#### Dataset entries ####

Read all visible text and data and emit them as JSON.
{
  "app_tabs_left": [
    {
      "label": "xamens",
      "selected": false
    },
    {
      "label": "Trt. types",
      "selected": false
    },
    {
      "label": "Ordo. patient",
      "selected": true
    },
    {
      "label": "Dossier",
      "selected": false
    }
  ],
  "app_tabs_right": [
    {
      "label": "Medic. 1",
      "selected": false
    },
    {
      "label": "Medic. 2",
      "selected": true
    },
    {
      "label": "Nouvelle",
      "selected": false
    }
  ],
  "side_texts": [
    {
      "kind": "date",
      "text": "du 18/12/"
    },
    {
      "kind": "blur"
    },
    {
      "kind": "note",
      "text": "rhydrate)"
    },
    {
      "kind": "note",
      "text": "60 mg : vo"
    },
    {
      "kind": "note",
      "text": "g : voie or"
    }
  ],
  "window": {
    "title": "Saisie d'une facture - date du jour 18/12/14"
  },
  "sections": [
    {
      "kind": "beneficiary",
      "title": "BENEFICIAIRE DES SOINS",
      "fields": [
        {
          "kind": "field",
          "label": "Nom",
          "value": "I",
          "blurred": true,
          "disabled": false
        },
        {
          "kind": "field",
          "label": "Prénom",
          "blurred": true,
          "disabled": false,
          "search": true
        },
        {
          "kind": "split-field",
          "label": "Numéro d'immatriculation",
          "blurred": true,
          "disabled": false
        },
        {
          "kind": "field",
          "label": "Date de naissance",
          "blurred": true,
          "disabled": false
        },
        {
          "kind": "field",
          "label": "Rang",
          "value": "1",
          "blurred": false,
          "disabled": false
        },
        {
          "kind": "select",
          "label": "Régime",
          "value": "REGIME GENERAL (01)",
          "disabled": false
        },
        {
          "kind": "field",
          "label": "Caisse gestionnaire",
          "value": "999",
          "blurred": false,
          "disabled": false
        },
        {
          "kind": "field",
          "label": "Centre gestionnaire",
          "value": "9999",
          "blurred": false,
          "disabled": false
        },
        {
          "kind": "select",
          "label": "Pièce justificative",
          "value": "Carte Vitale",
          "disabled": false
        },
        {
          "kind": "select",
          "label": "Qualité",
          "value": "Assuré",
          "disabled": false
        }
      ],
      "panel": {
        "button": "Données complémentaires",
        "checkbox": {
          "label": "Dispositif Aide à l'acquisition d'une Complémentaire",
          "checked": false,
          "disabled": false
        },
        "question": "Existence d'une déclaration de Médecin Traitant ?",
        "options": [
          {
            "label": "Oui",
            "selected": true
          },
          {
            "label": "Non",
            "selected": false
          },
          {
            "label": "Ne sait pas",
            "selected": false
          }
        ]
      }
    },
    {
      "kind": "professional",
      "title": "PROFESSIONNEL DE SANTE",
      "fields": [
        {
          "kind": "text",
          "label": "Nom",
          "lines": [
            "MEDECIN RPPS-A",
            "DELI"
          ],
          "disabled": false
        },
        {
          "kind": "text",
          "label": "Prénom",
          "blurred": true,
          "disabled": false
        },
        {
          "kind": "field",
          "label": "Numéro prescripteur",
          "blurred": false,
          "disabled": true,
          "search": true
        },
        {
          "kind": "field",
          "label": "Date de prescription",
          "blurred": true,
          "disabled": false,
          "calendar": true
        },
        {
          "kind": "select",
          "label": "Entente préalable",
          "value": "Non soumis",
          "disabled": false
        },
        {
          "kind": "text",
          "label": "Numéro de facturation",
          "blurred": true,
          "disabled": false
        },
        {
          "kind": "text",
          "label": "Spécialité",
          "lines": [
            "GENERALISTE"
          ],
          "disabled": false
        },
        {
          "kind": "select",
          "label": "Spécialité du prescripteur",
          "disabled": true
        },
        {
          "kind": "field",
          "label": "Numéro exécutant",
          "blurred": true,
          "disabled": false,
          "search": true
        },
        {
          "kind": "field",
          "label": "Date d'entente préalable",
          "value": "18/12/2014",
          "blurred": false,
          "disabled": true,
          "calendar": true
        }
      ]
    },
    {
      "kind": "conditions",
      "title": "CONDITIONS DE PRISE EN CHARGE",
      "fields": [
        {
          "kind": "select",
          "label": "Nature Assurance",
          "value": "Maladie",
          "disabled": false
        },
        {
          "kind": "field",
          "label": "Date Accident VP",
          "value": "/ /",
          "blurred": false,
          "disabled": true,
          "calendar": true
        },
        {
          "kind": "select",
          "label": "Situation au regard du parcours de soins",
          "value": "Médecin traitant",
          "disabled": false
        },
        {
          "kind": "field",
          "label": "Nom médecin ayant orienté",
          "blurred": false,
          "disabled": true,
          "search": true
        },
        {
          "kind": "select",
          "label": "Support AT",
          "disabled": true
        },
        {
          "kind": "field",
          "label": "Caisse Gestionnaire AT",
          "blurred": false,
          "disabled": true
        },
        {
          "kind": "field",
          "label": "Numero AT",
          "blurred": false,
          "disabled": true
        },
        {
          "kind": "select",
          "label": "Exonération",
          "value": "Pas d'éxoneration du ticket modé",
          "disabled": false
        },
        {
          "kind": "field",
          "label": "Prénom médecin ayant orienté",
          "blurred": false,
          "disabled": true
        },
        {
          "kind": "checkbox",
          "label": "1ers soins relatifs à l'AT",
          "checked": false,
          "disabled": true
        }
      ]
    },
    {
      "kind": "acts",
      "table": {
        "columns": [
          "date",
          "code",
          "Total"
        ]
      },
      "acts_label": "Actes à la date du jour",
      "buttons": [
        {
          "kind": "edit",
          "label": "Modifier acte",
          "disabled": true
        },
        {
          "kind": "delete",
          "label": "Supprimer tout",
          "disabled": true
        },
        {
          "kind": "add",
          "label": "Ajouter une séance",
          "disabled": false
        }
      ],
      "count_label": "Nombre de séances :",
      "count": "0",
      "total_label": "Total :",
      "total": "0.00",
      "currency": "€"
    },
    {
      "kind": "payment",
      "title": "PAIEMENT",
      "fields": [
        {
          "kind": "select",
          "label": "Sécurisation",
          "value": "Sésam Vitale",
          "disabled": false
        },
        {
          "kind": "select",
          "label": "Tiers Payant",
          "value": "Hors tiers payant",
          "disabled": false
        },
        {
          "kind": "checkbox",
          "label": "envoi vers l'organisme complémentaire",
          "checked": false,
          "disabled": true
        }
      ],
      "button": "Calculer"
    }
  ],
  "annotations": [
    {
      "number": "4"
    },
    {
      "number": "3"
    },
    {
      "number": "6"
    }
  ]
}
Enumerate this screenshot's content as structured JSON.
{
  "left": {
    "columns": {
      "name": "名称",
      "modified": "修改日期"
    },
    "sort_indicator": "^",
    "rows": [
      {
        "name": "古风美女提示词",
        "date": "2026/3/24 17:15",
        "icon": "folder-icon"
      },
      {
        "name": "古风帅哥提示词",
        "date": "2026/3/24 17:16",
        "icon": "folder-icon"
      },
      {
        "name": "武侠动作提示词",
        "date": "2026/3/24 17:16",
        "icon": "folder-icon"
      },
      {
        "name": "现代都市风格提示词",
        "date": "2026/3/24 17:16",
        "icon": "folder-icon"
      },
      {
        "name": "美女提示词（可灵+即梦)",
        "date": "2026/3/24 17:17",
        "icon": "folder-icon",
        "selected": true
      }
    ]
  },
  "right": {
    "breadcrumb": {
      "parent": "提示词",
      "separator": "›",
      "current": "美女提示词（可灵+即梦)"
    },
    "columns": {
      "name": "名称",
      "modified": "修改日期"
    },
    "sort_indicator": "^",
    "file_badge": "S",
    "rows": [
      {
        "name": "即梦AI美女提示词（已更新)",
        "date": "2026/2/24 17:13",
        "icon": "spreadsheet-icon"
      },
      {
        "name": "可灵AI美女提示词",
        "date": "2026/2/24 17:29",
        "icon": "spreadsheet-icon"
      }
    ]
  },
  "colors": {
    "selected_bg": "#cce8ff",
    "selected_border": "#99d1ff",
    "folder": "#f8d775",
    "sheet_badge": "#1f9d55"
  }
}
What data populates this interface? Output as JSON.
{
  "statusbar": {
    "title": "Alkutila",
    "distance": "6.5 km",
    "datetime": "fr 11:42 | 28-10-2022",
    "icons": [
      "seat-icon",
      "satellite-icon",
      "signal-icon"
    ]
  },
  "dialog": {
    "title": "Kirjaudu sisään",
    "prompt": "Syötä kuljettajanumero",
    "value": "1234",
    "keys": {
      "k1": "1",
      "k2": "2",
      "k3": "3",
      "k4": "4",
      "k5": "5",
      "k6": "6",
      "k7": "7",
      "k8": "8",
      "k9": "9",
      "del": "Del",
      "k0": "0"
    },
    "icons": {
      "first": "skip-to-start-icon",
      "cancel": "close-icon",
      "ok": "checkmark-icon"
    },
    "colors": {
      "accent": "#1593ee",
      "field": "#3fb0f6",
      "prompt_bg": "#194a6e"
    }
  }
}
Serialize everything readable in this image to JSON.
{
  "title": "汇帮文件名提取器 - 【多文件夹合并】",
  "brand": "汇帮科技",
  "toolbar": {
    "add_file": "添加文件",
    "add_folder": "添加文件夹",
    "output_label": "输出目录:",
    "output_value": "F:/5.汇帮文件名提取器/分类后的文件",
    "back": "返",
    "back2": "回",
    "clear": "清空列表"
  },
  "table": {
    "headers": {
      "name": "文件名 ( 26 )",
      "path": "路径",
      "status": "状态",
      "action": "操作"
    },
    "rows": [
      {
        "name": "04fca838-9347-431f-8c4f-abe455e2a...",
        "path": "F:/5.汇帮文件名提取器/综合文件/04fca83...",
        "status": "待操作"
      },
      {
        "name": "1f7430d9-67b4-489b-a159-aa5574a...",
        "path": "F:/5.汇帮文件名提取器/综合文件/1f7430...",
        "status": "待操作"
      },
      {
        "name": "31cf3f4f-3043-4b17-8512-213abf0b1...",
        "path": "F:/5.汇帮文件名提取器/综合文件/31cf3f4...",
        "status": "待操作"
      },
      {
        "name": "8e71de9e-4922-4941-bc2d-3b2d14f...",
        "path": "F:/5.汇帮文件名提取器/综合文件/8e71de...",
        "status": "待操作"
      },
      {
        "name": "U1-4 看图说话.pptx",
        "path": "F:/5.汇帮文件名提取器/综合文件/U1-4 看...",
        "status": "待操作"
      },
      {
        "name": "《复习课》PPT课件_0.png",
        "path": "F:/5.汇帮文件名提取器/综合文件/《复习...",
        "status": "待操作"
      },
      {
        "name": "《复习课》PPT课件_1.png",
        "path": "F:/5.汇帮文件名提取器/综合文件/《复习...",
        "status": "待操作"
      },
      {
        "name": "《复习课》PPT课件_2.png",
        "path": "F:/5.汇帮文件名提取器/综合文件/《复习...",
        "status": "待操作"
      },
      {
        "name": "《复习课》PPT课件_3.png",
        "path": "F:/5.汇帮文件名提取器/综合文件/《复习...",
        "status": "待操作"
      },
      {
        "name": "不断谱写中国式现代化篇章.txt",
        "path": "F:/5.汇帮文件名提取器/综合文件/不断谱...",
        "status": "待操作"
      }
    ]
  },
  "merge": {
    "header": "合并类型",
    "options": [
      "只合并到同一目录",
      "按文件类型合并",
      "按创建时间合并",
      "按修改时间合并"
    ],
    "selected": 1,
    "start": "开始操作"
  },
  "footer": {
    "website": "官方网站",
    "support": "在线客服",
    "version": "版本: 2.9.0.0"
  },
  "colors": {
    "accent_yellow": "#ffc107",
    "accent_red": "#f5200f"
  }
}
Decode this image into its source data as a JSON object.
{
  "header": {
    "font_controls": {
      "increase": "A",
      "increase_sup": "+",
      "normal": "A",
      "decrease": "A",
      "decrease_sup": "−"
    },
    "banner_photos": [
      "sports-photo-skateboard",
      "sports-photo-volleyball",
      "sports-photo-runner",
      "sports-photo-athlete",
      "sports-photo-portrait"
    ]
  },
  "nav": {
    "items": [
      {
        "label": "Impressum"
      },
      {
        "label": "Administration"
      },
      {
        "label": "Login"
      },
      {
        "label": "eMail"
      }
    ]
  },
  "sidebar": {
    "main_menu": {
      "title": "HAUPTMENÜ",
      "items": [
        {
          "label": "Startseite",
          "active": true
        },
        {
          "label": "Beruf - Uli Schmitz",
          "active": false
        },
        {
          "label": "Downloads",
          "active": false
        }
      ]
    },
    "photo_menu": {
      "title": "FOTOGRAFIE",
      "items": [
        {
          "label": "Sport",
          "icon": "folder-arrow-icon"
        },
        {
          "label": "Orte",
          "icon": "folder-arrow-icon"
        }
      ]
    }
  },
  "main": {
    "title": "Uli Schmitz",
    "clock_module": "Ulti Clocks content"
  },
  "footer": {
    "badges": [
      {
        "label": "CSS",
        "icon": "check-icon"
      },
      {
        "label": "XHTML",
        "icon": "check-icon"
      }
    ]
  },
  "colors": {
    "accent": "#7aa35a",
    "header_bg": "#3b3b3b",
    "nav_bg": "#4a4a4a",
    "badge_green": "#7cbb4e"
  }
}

####

=== Problem description ===
Look over the listing above. Pick out and copy every line that includes "Schmitz".

=== Right answer ===
          "label": "Beruf - Uli Schmitz",
    "title": "Uli Schmitz",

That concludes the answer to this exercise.